[Prompt]:
Below are records. Count every line containing the word "enim" and give the number alone.

[Records for the task]:
* Begin *

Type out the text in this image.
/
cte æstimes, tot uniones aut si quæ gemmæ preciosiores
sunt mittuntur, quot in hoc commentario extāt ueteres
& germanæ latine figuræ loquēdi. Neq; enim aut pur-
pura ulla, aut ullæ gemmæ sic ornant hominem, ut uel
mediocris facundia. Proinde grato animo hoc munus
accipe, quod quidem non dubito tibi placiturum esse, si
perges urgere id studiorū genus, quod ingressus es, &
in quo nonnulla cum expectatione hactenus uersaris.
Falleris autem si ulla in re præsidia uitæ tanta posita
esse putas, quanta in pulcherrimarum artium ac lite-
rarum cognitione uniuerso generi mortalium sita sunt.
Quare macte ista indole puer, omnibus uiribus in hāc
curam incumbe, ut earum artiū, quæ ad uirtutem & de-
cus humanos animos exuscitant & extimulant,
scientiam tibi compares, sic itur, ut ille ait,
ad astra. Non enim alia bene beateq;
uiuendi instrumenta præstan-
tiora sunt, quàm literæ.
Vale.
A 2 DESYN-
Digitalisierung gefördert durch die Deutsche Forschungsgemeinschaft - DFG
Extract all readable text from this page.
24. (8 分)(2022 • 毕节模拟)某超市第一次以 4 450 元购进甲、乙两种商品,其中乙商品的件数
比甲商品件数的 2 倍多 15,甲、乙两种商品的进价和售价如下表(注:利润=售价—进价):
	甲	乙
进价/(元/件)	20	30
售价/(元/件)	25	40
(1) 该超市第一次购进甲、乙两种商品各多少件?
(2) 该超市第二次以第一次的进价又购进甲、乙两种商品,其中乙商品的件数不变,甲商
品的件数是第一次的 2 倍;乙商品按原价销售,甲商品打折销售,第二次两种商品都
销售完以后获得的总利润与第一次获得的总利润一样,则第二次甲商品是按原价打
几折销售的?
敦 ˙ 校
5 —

* End *

[Answer below]:
2